ÉNONCÉ DE L'EXERCICE:
Recopiez intégralement le texte source ci-dessous, sans rien y modifier.

TEXTE SOURCE:
◇ ◇ ◇ ◇ ◇ ◇ ◇

RENTRÉE LITTÉRAIRE. Quelle est la nature exacte des Âmes féroces, le nouveau roman de Marie Vingtras ? Ni tout à fait roman policier, ni vraiment roman cinématographique, ce récit va au-delà des attentes du lecteur, en trouvant un équilibre parfait, à la croisée de tous les genres. Il explore la question fondamentale qui traverse tous les arts : quel est notre rapport au Mal ?

Le roman, découpé en quatre parties comme les quatre saisons d’une année particulièrement éprouvante, raconte la façon dont une petite ville américaine sans histoire vit et survit à l’assassinat d’une jeune fille de dix-sept ans, Leo, dont le corps a été retrouvé dans une rivière non loin de chez elle, une découverte macabre qui pourrait immédiatement nous faire penser à l’épisode pilote de la série télévisée de David Lynch et Mark Frost, Twin Peaks. Les similitudes sont frappantes – jusque dans le personnage de l’adjoint hypersensible qui pleure pour chaque goutte de pluie qui lui tombe dessus.

◇ ◇ ◇ ◇ ◇ ◇ ◇

DONNÉES ENREGISTRÉES:

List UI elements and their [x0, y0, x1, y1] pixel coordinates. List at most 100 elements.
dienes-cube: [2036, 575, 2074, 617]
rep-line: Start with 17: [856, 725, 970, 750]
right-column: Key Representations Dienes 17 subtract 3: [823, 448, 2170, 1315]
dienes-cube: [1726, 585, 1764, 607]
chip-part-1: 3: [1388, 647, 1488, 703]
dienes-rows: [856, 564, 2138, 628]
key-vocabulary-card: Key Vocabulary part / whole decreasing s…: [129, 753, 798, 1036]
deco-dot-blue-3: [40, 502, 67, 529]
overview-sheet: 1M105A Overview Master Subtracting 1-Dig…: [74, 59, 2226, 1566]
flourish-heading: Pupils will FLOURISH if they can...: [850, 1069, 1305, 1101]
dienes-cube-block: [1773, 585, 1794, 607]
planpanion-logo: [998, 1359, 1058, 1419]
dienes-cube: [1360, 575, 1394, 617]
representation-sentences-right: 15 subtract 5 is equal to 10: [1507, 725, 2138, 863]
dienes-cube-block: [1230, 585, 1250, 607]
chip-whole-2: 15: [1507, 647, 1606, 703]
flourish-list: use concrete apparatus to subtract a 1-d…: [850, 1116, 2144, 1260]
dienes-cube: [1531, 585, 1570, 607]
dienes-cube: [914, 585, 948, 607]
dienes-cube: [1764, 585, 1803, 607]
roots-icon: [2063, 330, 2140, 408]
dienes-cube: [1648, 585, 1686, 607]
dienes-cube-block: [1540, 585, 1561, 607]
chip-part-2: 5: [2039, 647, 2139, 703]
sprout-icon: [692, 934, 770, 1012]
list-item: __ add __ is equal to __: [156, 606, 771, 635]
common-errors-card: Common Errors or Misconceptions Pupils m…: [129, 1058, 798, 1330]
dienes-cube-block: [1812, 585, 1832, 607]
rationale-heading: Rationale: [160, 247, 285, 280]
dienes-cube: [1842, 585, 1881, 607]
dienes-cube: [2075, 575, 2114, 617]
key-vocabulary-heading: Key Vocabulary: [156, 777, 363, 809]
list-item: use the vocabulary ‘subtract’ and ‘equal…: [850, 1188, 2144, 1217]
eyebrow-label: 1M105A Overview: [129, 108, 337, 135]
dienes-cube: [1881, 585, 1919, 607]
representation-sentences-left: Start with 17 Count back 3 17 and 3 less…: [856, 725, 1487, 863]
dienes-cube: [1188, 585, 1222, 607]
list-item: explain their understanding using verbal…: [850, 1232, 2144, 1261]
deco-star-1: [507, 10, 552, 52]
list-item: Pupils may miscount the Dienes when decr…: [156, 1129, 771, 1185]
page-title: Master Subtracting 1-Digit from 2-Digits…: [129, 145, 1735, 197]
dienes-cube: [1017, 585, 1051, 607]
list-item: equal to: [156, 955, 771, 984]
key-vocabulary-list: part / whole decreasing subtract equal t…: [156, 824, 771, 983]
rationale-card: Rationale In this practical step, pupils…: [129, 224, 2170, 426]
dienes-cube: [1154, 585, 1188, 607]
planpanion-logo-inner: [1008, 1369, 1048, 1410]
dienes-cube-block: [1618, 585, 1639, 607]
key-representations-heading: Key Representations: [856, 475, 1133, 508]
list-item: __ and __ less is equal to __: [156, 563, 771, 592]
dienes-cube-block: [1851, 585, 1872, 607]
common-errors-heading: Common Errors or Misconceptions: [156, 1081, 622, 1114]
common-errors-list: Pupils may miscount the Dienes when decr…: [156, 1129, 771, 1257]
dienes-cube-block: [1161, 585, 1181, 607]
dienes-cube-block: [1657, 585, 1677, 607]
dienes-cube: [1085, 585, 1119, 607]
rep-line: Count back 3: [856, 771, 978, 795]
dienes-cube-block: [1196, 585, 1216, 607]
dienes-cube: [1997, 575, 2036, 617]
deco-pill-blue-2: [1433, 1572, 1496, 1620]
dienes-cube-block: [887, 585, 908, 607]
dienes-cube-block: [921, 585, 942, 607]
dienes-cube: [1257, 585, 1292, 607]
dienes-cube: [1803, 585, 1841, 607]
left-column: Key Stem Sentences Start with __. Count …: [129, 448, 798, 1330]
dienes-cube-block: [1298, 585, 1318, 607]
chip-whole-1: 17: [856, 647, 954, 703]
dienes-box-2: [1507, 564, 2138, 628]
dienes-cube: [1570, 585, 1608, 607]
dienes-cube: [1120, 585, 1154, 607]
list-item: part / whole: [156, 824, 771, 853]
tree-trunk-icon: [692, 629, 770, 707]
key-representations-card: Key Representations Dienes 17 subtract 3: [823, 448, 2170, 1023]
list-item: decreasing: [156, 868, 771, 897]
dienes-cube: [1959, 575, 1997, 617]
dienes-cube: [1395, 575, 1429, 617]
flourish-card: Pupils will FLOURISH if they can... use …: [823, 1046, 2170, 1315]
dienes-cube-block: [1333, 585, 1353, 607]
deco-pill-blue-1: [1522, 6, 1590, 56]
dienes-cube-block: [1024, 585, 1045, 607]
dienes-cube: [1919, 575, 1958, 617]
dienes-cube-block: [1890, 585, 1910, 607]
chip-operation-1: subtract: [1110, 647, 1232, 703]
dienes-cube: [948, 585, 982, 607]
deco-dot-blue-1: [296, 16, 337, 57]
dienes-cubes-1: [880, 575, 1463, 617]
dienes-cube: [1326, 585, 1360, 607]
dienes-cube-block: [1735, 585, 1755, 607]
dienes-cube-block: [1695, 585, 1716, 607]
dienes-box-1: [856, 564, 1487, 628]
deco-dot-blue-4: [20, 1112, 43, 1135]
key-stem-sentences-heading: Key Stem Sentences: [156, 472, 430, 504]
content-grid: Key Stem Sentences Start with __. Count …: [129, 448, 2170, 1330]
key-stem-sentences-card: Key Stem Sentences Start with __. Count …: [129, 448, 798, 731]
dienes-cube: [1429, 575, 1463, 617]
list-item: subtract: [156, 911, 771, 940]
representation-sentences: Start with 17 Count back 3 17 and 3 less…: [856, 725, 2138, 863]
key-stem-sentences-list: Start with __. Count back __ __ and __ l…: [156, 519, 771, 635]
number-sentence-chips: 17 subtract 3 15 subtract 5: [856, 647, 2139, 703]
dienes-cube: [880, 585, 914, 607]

◇ ◇ ◇ ◇ ◇ ◇ ◇

RÉPONSE ATTENDUE:
RENTRÉE LITTÉRAIRE. Quelle est la nature exacte des Âmes féroces, le nouveau roman de Marie Vingtras ? Ni tout à fait roman policier, ni vraiment roman cinématographique, ce récit va au-delà des attentes du lecteur, en trouvant un équilibre parfait, à la croisée de tous les genres. Il explore la question fondamentale qui traverse tous les arts : quel est notre rapport au Mal ?

Le roman, découpé en quatre parties comme les quatre saisons d’une année particulièrement éprouvante, raconte la façon dont une petite ville américaine sans histoire vit et survit à l’assassinat d’une jeune fille de dix-sept ans, Leo, dont le corps a été retrouvé dans une rivière non loin de chez elle, une découverte macabre qui pourrait immédiatement nous faire penser à l’épisode pilote de la série télévisée de David Lynch et Mark Frost, Twin Peaks. Les similitudes sont frappantes – jusque dans le personnage de l’adjoint hypersensible qui pleure pour chaque goutte de pluie qui lui tombe dessus.